**STATED TASK**
Repeat the records below exactly, leaving out every picture.

Records:
- - - - - - -

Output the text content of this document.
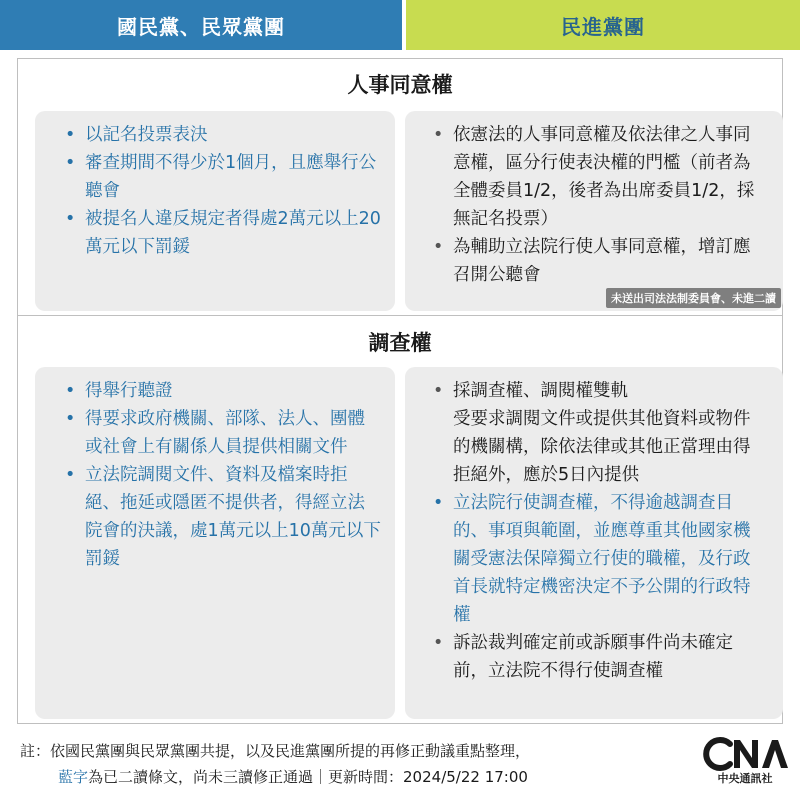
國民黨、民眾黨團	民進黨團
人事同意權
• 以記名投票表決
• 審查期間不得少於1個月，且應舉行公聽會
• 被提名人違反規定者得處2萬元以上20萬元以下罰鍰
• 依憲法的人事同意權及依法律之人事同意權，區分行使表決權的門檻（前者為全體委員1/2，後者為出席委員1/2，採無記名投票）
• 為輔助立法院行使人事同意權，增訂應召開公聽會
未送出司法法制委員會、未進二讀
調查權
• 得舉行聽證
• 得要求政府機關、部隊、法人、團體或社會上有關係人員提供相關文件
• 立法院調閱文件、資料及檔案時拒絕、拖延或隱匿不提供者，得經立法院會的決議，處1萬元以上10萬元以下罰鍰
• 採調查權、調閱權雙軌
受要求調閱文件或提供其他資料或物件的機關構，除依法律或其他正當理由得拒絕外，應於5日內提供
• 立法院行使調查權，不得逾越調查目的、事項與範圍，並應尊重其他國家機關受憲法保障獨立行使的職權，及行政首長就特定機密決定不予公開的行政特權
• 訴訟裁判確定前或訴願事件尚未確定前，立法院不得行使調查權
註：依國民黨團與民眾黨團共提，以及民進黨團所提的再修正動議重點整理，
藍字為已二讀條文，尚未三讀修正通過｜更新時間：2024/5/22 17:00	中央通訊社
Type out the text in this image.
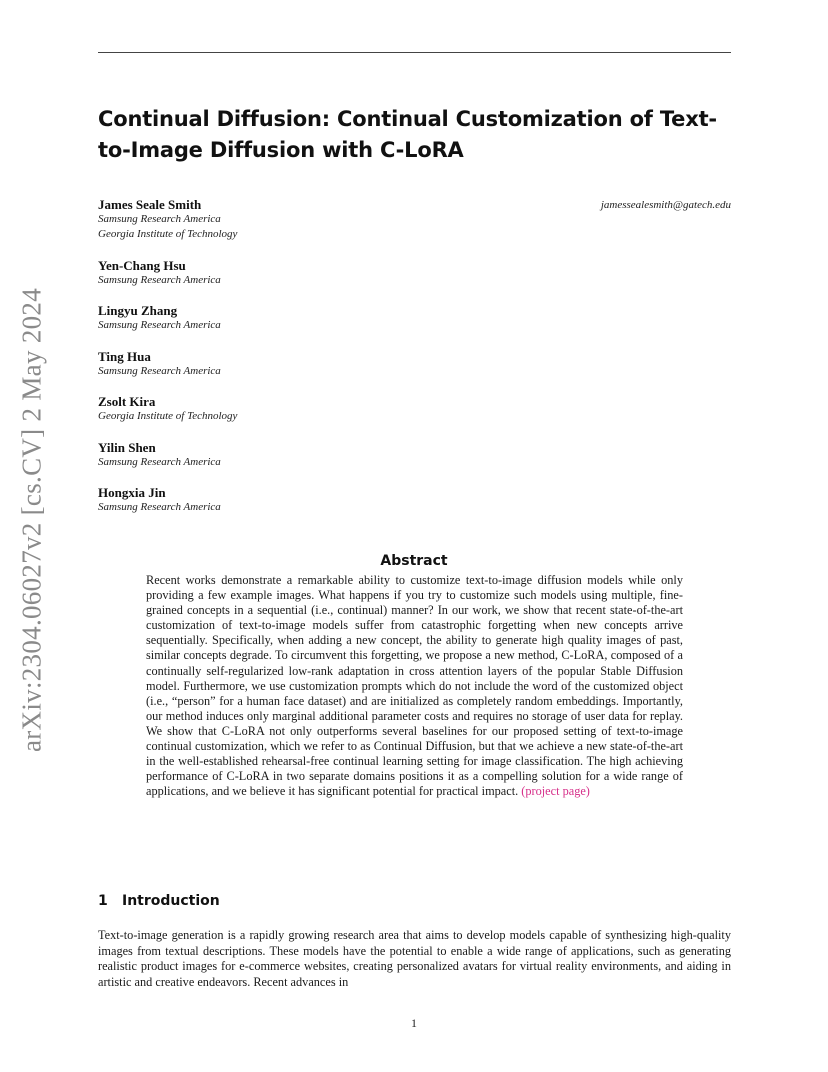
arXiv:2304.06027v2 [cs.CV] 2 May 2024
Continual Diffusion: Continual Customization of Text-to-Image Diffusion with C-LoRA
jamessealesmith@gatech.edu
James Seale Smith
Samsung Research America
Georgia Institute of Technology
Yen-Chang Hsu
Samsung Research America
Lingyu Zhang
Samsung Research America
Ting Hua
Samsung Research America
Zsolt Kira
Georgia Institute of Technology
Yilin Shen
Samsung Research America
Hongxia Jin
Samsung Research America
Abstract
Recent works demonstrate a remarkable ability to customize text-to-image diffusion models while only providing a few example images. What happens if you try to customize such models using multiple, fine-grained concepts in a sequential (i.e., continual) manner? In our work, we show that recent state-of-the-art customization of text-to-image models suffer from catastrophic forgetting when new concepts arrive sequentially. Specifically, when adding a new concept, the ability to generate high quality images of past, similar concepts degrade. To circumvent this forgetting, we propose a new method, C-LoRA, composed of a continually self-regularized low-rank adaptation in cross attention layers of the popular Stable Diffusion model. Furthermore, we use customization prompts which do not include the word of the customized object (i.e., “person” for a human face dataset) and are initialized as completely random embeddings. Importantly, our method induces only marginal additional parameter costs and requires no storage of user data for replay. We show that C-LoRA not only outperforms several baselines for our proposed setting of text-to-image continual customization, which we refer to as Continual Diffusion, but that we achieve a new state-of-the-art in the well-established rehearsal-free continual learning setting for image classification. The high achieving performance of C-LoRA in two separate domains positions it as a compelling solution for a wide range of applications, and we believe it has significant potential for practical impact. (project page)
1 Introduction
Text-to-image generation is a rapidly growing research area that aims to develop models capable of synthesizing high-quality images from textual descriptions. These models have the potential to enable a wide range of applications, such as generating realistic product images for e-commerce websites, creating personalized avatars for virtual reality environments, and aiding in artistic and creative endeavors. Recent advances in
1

- - - - - - -

**SOLVED PROBLEM**
Output the text content of this document.
國民黨、民眾黨團	民進黨團
人事同意權
• 以記名投票表決
• 審查期間不得少於1個月，且應舉行公聽會
• 被提名人違反規定者得處2萬元以上20萬元以下罰鍰
• 依憲法的人事同意權及依法律之人事同意權，區分行使表決權的門檻（前者為全體委員1/2，後者為出席委員1/2，採無記名投票）
• 為輔助立法院行使人事同意權，增訂應召開公聽會
未送出司法法制委員會、未進二讀
調查權
• 得舉行聽證
• 得要求政府機關、部隊、法人、團體或社會上有關係人員提供相關文件
• 立法院調閱文件、資料及檔案時拒絕、拖延或隱匿不提供者，得經立法院會的決議，處1萬元以上10萬元以下罰鍰
• 採調查權、調閱權雙軌
受要求調閱文件或提供其他資料或物件的機關構，除依法律或其他正當理由得拒絕外，應於5日內提供
• 立法院行使調查權，不得逾越調查目的、事項與範圍，並應尊重其他國家機關受憲法保障獨立行使的職權，及行政首長就特定機密決定不予公開的行政特權
• 訴訟裁判確定前或訴願事件尚未確定前，立法院不得行使調查權
註：依國民黨團與民眾黨團共提，以及民進黨團所提的再修正動議重點整理，
藍字為已二讀條文，尚未三讀修正通過｜更新時間：2024/5/22 17:00	中央通訊社
Type out the text in this image.
arXiv:2304.06027v2 [cs.CV] 2 May 2024
Continual Diffusion: Continual Customization of Text-to-Image Diffusion with C-LoRA
jamessealesmith@gatech.edu
James Seale Smith
Samsung Research America
Georgia Institute of Technology
Yen-Chang Hsu
Samsung Research America
Lingyu Zhang
Samsung Research America
Ting Hua
Samsung Research America
Zsolt Kira
Georgia Institute of Technology
Yilin Shen
Samsung Research America
Hongxia Jin
Samsung Research America
Abstract
Recent works demonstrate a remarkable ability to customize text-to-image diffusion models while only providing a few example images. What happens if you try to customize such models using multiple, fine-grained concepts in a sequential (i.e., continual) manner? In our work, we show that recent state-of-the-art customization of text-to-image models suffer from catastrophic forgetting when new concepts arrive sequentially. Specifically, when adding a new concept, the ability to generate high quality images of past, similar concepts degrade. To circumvent this forgetting, we propose a new method, C-LoRA, composed of a continually self-regularized low-rank adaptation in cross attention layers of the popular Stable Diffusion model. Furthermore, we use customization prompts which do not include the word of the customized object (i.e., “person” for a human face dataset) and are initialized as completely random embeddings. Importantly, our method induces only marginal additional parameter costs and requires no storage of user data for replay. We show that C-LoRA not only outperforms several baselines for our proposed setting of text-to-image continual customization, which we refer to as Continual Diffusion, but that we achieve a new state-of-the-art in the well-established rehearsal-free continual learning setting for image classification. The high achieving performance of C-LoRA in two separate domains positions it as a compelling solution for a wide range of applications, and we believe it has significant potential for practical impact. (project page)
1 Introduction
Text-to-image generation is a rapidly growing research area that aims to develop models capable of synthesizing high-quality images from textual descriptions. These models have the potential to enable a wide range of applications, such as generating realistic product images for e-commerce websites, creating personalized avatars for virtual reality environments, and aiding in artistic and creative endeavors. Recent advances in
1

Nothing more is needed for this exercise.